[MATERIAL]:
-----

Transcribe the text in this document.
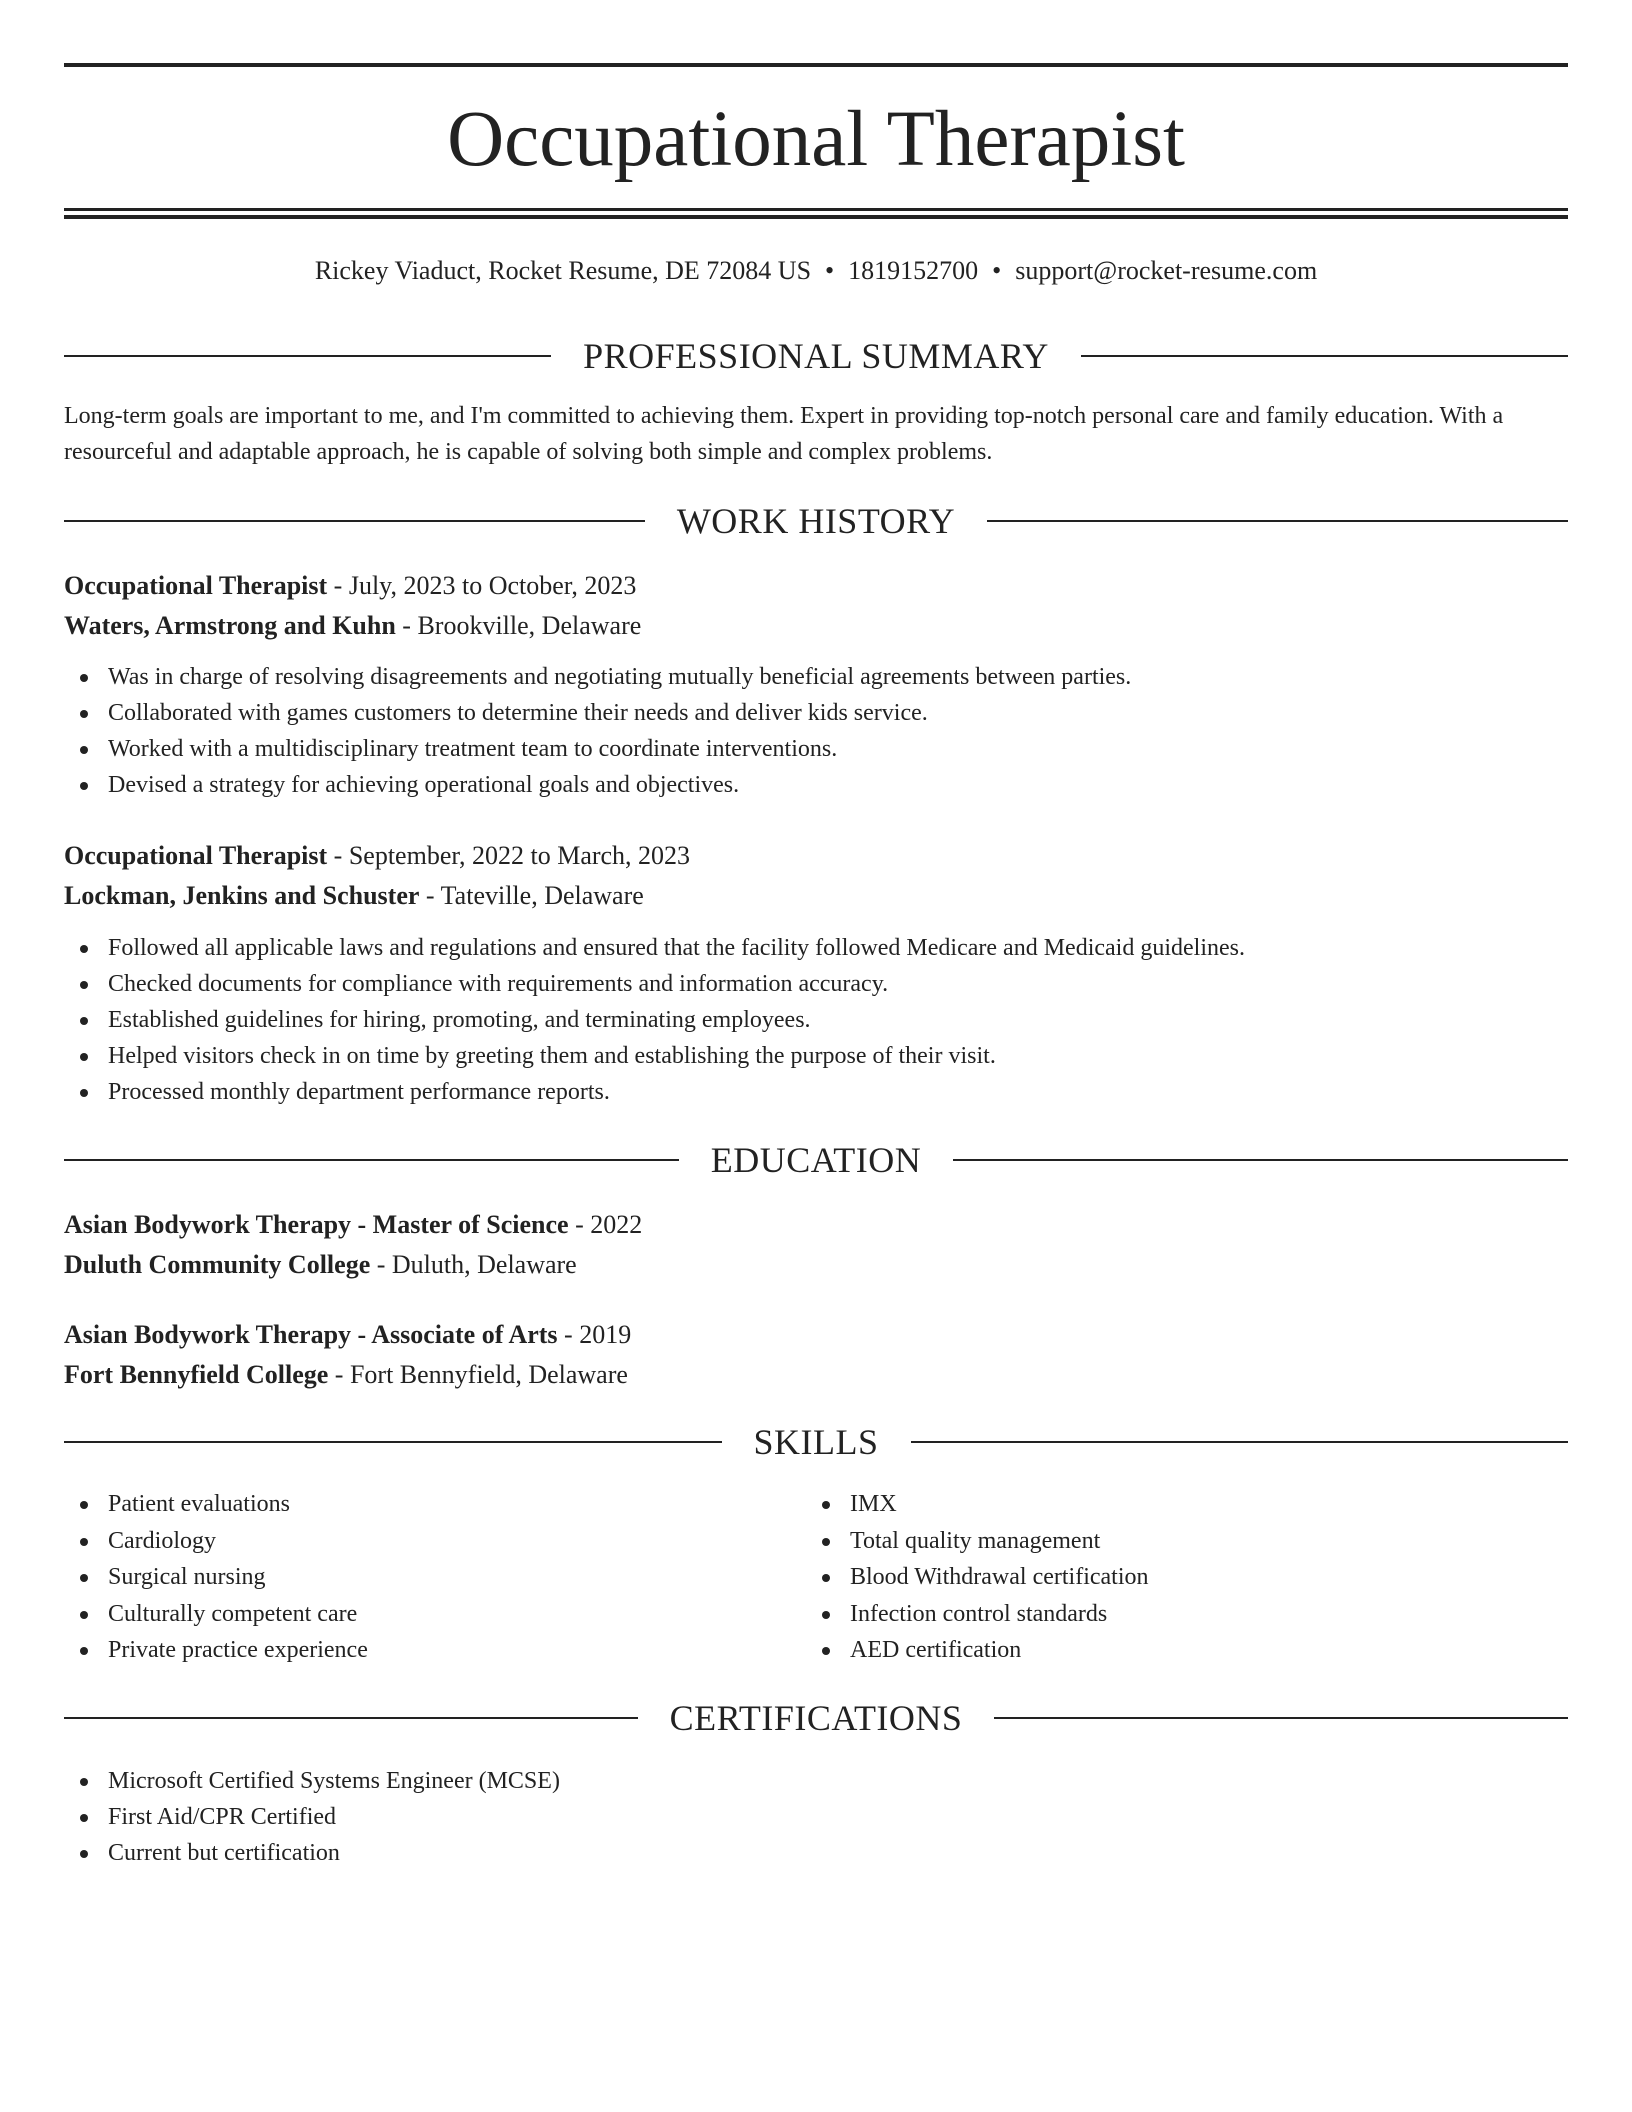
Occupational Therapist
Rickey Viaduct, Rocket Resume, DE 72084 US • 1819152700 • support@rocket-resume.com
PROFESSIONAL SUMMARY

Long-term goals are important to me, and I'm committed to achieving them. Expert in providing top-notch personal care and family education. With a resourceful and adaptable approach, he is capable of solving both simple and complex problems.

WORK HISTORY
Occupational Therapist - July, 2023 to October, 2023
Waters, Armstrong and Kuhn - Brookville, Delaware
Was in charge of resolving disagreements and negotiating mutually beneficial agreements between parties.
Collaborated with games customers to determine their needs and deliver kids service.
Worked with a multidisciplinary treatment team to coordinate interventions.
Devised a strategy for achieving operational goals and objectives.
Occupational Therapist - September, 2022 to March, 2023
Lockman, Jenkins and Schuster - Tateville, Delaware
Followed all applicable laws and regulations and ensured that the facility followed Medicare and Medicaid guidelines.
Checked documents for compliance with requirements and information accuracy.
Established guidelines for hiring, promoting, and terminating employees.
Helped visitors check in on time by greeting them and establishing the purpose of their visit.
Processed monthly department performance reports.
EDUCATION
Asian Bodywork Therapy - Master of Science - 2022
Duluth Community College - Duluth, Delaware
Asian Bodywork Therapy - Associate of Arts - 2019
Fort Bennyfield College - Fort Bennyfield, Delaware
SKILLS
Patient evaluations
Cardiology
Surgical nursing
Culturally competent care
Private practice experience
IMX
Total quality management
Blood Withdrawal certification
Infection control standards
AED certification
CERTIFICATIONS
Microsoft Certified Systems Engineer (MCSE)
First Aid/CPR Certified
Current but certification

-----

[INSTRUCTIONS TO FOLLOW]: Go through the records and gather the lines that hold "Occupational".

[EXPECTED ANSWER]:
Occupational Therapist
Occupational Therapist - July, 2023 to October, 2023
Occupational Therapist - September, 2022 to March, 2023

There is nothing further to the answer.